#### OBJECTIVE
Read the entries below and pull out each line with the string "Wall".

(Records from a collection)
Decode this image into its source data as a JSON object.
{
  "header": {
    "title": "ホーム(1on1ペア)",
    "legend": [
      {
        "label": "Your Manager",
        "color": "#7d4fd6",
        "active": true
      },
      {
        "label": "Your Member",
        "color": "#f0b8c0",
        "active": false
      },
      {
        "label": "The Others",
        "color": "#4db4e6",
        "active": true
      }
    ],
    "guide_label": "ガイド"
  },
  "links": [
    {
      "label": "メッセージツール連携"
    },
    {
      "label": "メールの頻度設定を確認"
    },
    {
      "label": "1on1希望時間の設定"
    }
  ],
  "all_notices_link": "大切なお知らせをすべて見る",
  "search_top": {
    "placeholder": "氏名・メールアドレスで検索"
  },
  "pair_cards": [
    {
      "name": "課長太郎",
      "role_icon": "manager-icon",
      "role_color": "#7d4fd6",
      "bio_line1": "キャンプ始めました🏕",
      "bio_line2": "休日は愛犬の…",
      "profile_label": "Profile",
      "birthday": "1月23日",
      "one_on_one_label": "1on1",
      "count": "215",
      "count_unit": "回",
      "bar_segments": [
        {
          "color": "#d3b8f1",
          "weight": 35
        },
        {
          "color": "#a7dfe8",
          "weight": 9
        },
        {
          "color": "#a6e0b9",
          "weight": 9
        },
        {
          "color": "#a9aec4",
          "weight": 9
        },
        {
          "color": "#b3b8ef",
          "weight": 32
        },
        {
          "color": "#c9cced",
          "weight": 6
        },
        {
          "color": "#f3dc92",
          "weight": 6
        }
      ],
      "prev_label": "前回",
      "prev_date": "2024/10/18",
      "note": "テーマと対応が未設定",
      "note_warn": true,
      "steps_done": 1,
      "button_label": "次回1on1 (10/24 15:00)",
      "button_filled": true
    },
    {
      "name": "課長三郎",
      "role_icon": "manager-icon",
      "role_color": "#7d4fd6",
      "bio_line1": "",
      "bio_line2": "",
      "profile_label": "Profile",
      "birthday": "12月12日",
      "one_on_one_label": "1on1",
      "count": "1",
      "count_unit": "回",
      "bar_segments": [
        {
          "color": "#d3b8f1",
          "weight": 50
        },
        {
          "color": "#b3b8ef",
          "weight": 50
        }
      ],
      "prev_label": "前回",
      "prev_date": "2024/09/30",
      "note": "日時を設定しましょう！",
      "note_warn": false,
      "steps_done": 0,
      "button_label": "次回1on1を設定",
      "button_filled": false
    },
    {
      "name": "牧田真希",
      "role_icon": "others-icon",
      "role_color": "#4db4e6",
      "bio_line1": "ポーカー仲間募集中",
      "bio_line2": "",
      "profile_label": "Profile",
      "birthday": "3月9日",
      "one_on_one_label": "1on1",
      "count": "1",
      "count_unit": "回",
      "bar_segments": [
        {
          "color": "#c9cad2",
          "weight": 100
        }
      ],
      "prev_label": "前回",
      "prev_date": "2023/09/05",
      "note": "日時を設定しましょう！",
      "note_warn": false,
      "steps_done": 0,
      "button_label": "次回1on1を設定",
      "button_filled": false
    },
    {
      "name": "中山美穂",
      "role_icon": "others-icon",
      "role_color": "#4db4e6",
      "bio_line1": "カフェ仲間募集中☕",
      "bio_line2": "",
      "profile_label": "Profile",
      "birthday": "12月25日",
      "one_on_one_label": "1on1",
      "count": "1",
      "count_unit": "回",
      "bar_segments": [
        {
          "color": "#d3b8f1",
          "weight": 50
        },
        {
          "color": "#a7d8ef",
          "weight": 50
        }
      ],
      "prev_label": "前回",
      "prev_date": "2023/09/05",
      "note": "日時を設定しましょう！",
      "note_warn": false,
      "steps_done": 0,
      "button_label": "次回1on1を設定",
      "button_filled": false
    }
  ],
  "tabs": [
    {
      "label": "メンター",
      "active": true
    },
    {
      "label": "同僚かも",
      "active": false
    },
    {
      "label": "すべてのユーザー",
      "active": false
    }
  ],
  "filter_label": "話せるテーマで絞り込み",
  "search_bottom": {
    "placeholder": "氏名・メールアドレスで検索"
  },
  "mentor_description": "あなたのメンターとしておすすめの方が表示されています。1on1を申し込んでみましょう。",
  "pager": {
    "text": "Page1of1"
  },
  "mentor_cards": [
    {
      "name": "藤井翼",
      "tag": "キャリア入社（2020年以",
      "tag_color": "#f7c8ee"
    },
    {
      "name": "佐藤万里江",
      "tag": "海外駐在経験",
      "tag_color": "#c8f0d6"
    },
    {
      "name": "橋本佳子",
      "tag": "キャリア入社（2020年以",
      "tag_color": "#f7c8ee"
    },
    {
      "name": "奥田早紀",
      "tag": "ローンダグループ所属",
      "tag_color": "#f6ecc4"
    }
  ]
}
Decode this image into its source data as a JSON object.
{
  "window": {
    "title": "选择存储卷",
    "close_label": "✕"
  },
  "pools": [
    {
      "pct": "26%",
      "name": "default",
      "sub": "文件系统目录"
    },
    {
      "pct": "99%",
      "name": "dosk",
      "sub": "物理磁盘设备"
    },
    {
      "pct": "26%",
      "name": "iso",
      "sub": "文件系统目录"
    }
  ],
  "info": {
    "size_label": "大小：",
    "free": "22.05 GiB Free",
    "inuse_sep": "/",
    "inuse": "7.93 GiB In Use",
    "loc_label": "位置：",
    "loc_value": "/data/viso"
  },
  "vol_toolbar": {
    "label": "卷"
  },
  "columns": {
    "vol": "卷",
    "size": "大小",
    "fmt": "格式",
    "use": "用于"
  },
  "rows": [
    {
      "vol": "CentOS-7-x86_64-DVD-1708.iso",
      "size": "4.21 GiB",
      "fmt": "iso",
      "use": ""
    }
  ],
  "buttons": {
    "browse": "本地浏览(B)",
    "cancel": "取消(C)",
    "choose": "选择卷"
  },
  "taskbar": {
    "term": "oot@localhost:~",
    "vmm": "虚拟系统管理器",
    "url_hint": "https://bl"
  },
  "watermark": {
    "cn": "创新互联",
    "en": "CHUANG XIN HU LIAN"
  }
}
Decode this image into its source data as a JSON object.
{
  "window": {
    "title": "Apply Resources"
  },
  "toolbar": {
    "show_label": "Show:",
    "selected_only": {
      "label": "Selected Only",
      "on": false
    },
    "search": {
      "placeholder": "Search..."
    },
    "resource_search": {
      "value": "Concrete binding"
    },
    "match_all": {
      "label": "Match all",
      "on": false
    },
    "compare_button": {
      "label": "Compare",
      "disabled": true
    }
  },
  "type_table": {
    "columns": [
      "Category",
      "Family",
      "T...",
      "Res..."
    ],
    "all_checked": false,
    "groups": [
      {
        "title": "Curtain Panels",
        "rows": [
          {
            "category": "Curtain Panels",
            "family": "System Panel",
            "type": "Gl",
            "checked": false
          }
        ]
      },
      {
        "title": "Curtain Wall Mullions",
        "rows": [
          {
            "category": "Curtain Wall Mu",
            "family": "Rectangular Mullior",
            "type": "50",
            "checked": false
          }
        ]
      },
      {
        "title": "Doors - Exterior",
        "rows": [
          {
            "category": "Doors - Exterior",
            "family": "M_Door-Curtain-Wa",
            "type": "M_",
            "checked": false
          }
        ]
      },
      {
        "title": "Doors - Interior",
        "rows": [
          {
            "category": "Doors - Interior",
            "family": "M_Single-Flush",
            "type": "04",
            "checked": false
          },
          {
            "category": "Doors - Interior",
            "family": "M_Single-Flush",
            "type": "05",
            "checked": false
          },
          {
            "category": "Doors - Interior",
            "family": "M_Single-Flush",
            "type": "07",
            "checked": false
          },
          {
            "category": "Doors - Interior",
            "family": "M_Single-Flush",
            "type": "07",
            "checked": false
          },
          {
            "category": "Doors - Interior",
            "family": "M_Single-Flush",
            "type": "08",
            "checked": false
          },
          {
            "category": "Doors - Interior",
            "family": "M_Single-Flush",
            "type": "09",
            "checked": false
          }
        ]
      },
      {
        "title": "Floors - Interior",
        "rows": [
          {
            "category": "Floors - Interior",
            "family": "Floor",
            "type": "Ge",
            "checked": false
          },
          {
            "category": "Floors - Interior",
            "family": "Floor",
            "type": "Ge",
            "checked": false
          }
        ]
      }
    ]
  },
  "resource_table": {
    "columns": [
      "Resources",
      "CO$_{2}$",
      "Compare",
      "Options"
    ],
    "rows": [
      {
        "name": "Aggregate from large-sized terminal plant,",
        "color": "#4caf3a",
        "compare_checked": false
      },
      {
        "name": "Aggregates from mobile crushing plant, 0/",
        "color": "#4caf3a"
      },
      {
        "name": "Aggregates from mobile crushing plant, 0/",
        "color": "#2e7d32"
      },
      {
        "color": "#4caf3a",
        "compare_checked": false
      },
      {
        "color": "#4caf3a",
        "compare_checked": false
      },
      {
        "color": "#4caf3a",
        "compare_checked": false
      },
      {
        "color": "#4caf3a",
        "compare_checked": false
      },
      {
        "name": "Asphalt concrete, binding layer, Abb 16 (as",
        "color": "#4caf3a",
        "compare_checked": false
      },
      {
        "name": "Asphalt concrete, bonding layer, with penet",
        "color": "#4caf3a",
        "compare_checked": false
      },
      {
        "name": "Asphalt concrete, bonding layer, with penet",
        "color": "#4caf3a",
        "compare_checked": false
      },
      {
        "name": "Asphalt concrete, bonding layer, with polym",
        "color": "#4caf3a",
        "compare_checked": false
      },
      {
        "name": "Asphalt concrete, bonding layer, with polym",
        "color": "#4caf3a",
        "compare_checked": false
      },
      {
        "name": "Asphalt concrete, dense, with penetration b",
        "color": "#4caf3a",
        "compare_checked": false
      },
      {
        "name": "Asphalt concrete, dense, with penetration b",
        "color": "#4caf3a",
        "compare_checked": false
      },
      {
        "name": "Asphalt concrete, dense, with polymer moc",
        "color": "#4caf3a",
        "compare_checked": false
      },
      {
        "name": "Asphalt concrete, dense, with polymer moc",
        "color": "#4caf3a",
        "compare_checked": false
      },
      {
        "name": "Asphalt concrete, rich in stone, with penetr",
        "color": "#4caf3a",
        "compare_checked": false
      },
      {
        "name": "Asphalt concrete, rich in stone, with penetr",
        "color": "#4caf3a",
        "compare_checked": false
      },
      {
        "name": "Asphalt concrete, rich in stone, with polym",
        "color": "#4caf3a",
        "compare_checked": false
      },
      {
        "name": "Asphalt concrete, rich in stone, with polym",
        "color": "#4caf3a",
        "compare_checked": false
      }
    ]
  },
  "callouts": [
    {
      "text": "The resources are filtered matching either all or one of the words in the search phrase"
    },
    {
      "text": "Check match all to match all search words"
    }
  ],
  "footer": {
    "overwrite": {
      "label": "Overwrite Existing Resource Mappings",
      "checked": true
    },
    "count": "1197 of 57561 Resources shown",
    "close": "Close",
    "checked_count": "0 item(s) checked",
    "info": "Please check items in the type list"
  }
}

#### WRITTEN ANSWER
        "title": "Curtain Wall Mullions",
            "category": "Curtain Wall Mu",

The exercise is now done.